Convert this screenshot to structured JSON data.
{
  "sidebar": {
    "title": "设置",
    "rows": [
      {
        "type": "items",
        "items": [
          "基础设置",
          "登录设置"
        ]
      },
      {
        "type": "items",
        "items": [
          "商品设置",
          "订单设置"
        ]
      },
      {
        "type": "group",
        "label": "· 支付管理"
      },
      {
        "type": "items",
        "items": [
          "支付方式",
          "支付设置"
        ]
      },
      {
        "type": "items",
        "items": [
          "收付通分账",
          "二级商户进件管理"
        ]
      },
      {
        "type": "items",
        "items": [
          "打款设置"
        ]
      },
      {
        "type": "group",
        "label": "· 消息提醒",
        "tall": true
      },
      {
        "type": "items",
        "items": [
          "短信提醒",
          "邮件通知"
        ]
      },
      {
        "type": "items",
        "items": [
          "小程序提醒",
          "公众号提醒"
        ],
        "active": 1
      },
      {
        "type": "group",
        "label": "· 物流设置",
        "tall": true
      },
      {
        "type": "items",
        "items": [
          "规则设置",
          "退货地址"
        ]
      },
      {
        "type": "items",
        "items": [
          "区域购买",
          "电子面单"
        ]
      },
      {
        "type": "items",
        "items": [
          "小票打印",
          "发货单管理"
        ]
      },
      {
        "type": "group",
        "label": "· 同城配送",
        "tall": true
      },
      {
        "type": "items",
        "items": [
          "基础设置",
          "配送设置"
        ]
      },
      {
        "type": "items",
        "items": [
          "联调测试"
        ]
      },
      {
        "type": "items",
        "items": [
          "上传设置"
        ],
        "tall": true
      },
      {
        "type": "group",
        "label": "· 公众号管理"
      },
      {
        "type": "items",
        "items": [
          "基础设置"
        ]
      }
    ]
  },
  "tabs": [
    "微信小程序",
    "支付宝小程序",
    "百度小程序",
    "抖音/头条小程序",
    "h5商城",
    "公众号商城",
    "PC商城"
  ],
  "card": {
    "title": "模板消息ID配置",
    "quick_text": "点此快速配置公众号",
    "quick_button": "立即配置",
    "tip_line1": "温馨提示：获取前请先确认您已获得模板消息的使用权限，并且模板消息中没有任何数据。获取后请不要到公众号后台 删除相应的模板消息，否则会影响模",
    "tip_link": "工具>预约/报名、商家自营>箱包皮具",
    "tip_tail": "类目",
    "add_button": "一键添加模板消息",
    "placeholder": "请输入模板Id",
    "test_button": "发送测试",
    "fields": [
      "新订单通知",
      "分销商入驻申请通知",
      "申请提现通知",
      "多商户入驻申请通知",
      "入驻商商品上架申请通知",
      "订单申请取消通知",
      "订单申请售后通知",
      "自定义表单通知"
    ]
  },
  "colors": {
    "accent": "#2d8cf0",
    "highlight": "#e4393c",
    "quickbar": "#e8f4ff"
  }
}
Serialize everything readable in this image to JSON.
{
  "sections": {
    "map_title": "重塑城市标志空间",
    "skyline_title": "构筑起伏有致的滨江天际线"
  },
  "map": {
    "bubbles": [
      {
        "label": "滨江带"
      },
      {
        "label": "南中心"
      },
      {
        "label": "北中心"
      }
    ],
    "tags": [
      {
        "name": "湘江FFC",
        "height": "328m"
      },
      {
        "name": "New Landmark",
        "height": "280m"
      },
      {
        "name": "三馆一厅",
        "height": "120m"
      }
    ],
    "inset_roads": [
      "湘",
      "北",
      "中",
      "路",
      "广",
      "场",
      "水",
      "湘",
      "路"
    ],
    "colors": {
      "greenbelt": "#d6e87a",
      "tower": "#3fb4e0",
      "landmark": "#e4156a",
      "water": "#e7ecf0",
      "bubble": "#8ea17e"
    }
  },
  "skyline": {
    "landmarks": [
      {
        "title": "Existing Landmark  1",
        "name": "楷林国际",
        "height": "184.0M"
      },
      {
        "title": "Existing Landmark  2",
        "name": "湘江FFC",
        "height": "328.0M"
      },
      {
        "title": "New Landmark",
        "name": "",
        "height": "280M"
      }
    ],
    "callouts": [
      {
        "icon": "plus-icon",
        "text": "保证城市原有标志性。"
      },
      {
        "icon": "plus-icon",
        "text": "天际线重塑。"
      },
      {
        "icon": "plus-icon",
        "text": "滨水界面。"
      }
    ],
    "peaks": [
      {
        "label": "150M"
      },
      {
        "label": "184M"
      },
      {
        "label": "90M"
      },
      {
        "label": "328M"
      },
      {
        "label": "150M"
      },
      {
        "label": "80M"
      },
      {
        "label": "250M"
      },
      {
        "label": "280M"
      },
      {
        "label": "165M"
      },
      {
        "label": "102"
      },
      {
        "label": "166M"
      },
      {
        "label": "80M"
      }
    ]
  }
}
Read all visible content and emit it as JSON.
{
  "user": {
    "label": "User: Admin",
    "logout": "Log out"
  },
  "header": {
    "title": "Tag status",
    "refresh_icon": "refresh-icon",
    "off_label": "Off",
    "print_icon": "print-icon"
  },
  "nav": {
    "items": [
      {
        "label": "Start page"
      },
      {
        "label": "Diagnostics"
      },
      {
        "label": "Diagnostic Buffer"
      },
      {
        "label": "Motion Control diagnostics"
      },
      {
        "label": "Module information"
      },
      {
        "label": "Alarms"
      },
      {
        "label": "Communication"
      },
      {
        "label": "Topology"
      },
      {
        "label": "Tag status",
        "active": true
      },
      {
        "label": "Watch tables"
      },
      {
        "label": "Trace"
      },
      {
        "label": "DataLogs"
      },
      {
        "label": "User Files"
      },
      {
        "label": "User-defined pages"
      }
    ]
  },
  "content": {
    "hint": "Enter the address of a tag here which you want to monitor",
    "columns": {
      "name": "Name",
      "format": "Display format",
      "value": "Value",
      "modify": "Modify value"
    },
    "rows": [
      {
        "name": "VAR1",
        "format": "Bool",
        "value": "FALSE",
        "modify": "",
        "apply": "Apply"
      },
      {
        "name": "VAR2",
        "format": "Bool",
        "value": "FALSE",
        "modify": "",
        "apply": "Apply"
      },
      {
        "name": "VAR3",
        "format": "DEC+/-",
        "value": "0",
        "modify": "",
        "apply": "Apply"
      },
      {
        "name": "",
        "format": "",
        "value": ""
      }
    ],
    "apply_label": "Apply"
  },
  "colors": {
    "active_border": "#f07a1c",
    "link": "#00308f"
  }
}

=-=-=-=-=

Job> Set down the entries above again, word for word.

Result for this exercise>
Convert this screenshot to structured JSON data.
{
  "sidebar": {
    "title": "设置",
    "rows": [
      {
        "type": "items",
        "items": [
          "基础设置",
          "登录设置"
        ]
      },
      {
        "type": "items",
        "items": [
          "商品设置",
          "订单设置"
        ]
      },
      {
        "type": "group",
        "label": "· 支付管理"
      },
      {
        "type": "items",
        "items": [
          "支付方式",
          "支付设置"
        ]
      },
      {
        "type": "items",
        "items": [
          "收付通分账",
          "二级商户进件管理"
        ]
      },
      {
        "type": "items",
        "items": [
          "打款设置"
        ]
      },
      {
        "type": "group",
        "label": "· 消息提醒",
        "tall": true
      },
      {
        "type": "items",
        "items": [
          "短信提醒",
          "邮件通知"
        ]
      },
      {
        "type": "items",
        "items": [
          "小程序提醒",
          "公众号提醒"
        ],
        "active": 1
      },
      {
        "type": "group",
        "label": "· 物流设置",
        "tall": true
      },
      {
        "type": "items",
        "items": [
          "规则设置",
          "退货地址"
        ]
      },
      {
        "type": "items",
        "items": [
          "区域购买",
          "电子面单"
        ]
      },
      {
        "type": "items",
        "items": [
          "小票打印",
          "发货单管理"
        ]
      },
      {
        "type": "group",
        "label": "· 同城配送",
        "tall": true
      },
      {
        "type": "items",
        "items": [
          "基础设置",
          "配送设置"
        ]
      },
      {
        "type": "items",
        "items": [
          "联调测试"
        ]
      },
      {
        "type": "items",
        "items": [
          "上传设置"
        ],
        "tall": true
      },
      {
        "type": "group",
        "label": "· 公众号管理"
      },
      {
        "type": "items",
        "items": [
          "基础设置"
        ]
      }
    ]
  },
  "tabs": [
    "微信小程序",
    "支付宝小程序",
    "百度小程序",
    "抖音/头条小程序",
    "h5商城",
    "公众号商城",
    "PC商城"
  ],
  "card": {
    "title": "模板消息ID配置",
    "quick_text": "点此快速配置公众号",
    "quick_button": "立即配置",
    "tip_line1": "温馨提示：获取前请先确认您已获得模板消息的使用权限，并且模板消息中没有任何数据。获取后请不要到公众号后台 删除相应的模板消息，否则会影响模",
    "tip_link": "工具>预约/报名、商家自营>箱包皮具",
    "tip_tail": "类目",
    "add_button": "一键添加模板消息",
    "placeholder": "请输入模板Id",
    "test_button": "发送测试",
    "fields": [
      "新订单通知",
      "分销商入驻申请通知",
      "申请提现通知",
      "多商户入驻申请通知",
      "入驻商商品上架申请通知",
      "订单申请取消通知",
      "订单申请售后通知",
      "自定义表单通知"
    ]
  },
  "colors": {
    "accent": "#2d8cf0",
    "highlight": "#e4393c",
    "quickbar": "#e8f4ff"
  }
}
Serialize everything readable in this image to JSON.
{
  "sections": {
    "map_title": "重塑城市标志空间",
    "skyline_title": "构筑起伏有致的滨江天际线"
  },
  "map": {
    "bubbles": [
      {
        "label": "滨江带"
      },
      {
        "label": "南中心"
      },
      {
        "label": "北中心"
      }
    ],
    "tags": [
      {
        "name": "湘江FFC",
        "height": "328m"
      },
      {
        "name": "New Landmark",
        "height": "280m"
      },
      {
        "name": "三馆一厅",
        "height": "120m"
      }
    ],
    "inset_roads": [
      "湘",
      "北",
      "中",
      "路",
      "广",
      "场",
      "水",
      "湘",
      "路"
    ],
    "colors": {
      "greenbelt": "#d6e87a",
      "tower": "#3fb4e0",
      "landmark": "#e4156a",
      "water": "#e7ecf0",
      "bubble": "#8ea17e"
    }
  },
  "skyline": {
    "landmarks": [
      {
        "title": "Existing Landmark  1",
        "name": "楷林国际",
        "height": "184.0M"
      },
      {
        "title": "Existing Landmark  2",
        "name": "湘江FFC",
        "height": "328.0M"
      },
      {
        "title": "New Landmark",
        "name": "",
        "height": "280M"
      }
    ],
    "callouts": [
      {
        "icon": "plus-icon",
        "text": "保证城市原有标志性。"
      },
      {
        "icon": "plus-icon",
        "text": "天际线重塑。"
      },
      {
        "icon": "plus-icon",
        "text": "滨水界面。"
      }
    ],
    "peaks": [
      {
        "label": "150M"
      },
      {
        "label": "184M"
      },
      {
        "label": "90M"
      },
      {
        "label": "328M"
      },
      {
        "label": "150M"
      },
      {
        "label": "80M"
      },
      {
        "label": "250M"
      },
      {
        "label": "280M"
      },
      {
        "label": "165M"
      },
      {
        "label": "102"
      },
      {
        "label": "166M"
      },
      {
        "label": "80M"
      }
    ]
  }
}
Read all visible content and emit it as JSON.
{
  "user": {
    "label": "User: Admin",
    "logout": "Log out"
  },
  "header": {
    "title": "Tag status",
    "refresh_icon": "refresh-icon",
    "off_label": "Off",
    "print_icon": "print-icon"
  },
  "nav": {
    "items": [
      {
        "label": "Start page"
      },
      {
        "label": "Diagnostics"
      },
      {
        "label": "Diagnostic Buffer"
      },
      {
        "label": "Motion Control diagnostics"
      },
      {
        "label": "Module information"
      },
      {
        "label": "Alarms"
      },
      {
        "label": "Communication"
      },
      {
        "label": "Topology"
      },
      {
        "label": "Tag status",
        "active": true
      },
      {
        "label": "Watch tables"
      },
      {
        "label": "Trace"
      },
      {
        "label": "DataLogs"
      },
      {
        "label": "User Files"
      },
      {
        "label": "User-defined pages"
      }
    ]
  },
  "content": {
    "hint": "Enter the address of a tag here which you want to monitor",
    "columns": {
      "name": "Name",
      "format": "Display format",
      "value": "Value",
      "modify": "Modify value"
    },
    "rows": [
      {
        "name": "VAR1",
        "format": "Bool",
        "value": "FALSE",
        "modify": "",
        "apply": "Apply"
      },
      {
        "name": "VAR2",
        "format": "Bool",
        "value": "FALSE",
        "modify": "",
        "apply": "Apply"
      },
      {
        "name": "VAR3",
        "format": "DEC+/-",
        "value": "0",
        "modify": "",
        "apply": "Apply"
      },
      {
        "name": "",
        "format": "",
        "value": ""
      }
    ],
    "apply_label": "Apply"
  },
  "colors": {
    "active_border": "#f07a1c",
    "link": "#00308f"
  }
}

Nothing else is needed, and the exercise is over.